→ WHAT YOU ARE ASKED TO DO
Find each line with "values" and copy it.

→ DATASET EXCERPTS
============================================================

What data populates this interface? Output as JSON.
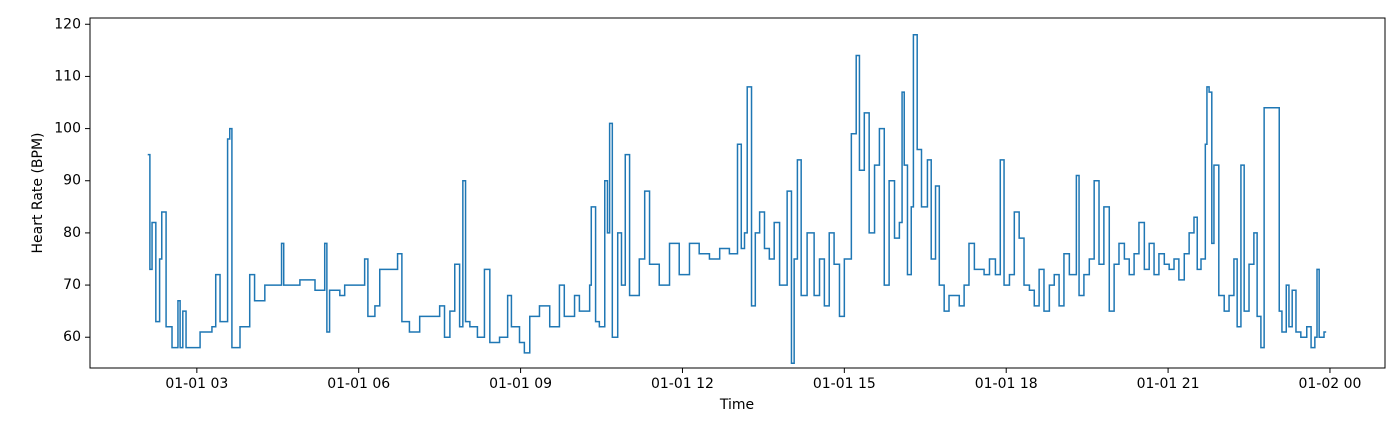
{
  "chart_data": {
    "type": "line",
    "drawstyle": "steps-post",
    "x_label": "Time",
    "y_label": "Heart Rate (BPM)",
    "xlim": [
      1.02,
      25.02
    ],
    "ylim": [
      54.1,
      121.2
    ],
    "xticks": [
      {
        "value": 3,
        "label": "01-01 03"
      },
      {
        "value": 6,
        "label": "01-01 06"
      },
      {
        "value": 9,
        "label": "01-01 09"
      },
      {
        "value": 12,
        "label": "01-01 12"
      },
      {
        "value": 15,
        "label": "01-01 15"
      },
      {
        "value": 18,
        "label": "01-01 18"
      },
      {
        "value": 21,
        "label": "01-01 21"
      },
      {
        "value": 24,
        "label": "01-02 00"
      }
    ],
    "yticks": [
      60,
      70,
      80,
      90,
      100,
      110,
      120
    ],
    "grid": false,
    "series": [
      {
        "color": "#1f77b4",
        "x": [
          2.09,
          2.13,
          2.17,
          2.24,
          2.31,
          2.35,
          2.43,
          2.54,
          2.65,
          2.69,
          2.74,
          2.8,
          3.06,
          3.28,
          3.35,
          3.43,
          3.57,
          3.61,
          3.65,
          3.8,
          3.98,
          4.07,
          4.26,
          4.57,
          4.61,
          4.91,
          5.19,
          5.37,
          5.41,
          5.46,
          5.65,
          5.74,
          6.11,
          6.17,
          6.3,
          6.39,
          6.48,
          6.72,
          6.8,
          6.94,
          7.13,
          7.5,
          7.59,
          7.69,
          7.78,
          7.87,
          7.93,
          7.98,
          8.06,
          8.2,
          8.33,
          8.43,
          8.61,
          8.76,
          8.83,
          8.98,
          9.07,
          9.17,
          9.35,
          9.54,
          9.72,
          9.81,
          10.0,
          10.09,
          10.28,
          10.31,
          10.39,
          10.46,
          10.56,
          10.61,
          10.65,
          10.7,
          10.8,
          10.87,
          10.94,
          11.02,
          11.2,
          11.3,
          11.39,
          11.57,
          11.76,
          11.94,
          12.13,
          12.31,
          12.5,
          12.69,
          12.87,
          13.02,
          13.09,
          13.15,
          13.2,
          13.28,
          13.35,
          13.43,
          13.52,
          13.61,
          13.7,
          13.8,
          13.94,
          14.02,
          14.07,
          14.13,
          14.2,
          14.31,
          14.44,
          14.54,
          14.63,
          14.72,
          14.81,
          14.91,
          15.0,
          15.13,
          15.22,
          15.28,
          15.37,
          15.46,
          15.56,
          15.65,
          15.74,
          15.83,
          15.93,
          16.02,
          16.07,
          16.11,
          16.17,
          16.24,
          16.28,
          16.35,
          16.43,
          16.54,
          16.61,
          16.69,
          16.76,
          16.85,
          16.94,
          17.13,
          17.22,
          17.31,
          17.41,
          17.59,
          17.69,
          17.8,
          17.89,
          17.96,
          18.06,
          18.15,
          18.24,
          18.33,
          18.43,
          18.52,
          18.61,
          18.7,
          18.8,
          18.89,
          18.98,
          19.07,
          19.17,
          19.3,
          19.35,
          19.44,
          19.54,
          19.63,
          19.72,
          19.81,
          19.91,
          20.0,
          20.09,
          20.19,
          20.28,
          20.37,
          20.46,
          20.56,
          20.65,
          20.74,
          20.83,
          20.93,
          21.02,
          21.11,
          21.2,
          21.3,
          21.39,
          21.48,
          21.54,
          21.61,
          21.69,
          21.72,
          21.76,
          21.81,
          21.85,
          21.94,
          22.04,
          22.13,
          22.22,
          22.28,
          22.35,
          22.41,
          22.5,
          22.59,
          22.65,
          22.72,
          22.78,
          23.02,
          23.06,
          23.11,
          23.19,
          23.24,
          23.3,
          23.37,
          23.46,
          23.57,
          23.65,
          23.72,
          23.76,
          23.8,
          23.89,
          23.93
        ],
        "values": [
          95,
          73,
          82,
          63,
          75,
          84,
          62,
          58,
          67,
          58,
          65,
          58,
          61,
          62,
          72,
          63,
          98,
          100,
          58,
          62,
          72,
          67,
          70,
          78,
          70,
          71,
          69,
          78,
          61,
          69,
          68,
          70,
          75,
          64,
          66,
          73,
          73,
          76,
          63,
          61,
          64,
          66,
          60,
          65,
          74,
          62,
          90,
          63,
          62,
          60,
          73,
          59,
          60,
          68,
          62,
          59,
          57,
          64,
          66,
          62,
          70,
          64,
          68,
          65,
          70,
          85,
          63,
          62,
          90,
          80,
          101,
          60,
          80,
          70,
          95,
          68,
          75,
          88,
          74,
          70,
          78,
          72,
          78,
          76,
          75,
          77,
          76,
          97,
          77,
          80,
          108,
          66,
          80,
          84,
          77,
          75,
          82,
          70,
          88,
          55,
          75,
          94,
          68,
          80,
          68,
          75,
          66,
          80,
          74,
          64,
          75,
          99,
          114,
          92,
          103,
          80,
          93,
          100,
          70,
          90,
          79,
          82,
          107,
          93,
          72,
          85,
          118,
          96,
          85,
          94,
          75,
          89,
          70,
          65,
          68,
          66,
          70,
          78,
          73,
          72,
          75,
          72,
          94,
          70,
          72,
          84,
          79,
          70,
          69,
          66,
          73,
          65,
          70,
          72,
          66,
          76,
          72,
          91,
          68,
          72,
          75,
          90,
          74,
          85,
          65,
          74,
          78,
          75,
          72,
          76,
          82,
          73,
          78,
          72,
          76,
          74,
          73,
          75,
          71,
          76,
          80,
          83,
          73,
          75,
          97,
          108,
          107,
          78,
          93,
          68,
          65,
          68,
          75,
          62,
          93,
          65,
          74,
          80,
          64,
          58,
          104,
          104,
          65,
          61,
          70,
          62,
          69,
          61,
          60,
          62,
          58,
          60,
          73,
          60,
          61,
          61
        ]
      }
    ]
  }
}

============================================================

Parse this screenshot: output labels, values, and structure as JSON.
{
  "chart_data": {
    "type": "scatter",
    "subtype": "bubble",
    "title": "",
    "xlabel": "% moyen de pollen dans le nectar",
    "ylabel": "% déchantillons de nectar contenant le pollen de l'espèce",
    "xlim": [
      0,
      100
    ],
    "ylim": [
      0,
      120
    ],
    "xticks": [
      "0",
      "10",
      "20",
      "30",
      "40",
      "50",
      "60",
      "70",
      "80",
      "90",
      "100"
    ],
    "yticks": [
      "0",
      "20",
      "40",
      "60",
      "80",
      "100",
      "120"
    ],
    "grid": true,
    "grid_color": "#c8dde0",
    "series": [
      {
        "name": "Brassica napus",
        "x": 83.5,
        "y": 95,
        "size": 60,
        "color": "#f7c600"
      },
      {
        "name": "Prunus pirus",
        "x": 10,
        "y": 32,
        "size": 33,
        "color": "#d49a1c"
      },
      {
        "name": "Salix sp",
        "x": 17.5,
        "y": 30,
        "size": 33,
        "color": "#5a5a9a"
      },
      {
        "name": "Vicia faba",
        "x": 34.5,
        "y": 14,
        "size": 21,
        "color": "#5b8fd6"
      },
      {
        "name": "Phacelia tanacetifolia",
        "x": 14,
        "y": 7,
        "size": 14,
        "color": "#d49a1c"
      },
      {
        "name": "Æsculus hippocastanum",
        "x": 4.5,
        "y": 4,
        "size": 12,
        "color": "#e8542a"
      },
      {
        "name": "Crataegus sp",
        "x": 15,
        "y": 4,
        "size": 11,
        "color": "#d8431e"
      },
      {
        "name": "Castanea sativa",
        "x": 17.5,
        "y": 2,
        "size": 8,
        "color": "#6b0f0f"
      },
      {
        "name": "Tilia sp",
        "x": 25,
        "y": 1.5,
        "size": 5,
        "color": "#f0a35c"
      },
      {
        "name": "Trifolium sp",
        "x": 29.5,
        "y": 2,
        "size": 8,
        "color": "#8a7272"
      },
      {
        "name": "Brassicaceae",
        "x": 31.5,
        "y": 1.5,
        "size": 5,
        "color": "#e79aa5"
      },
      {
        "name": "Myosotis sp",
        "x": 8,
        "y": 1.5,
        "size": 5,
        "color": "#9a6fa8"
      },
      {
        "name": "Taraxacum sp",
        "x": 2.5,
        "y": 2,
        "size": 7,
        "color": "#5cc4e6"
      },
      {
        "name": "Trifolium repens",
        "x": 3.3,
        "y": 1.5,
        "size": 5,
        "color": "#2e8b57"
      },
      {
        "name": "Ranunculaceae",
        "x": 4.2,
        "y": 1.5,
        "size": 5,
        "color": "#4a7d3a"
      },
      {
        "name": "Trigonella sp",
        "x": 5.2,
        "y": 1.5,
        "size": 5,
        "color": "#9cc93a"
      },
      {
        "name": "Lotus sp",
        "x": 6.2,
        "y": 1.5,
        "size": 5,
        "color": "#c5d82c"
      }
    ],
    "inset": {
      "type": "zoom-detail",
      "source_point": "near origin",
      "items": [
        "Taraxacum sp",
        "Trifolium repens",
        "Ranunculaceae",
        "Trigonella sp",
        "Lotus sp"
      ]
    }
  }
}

============================================================

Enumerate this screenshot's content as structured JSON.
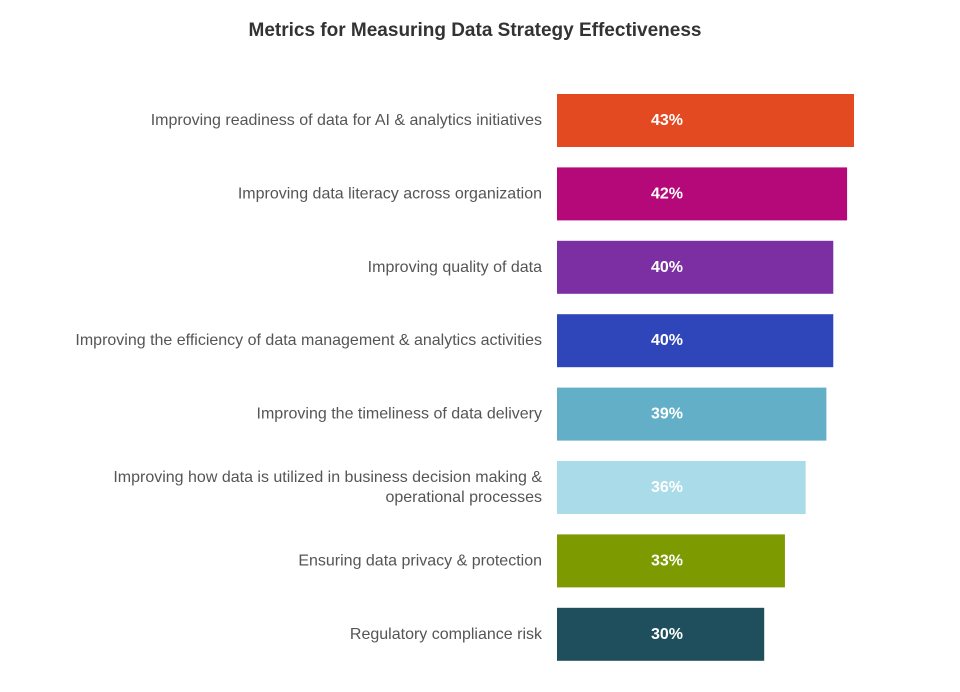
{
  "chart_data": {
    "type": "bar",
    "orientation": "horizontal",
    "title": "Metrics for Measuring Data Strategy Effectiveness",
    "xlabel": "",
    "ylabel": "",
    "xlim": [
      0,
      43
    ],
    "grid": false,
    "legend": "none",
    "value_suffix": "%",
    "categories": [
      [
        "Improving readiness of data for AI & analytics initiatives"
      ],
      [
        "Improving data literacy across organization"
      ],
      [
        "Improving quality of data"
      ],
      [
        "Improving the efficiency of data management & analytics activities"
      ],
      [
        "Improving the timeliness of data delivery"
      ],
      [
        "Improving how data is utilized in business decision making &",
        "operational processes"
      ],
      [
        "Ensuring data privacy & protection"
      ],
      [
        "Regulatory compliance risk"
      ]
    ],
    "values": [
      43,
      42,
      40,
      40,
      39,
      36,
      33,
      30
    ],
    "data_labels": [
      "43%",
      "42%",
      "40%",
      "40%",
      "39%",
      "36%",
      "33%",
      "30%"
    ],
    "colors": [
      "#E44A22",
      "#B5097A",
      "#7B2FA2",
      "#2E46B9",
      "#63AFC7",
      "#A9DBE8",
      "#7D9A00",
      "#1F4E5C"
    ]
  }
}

============================================================

→ SOLUTION TO THIS PROBLEM
        "values": [
Parse this screenshot: output labels, values, and structure as JSON.
    "values": [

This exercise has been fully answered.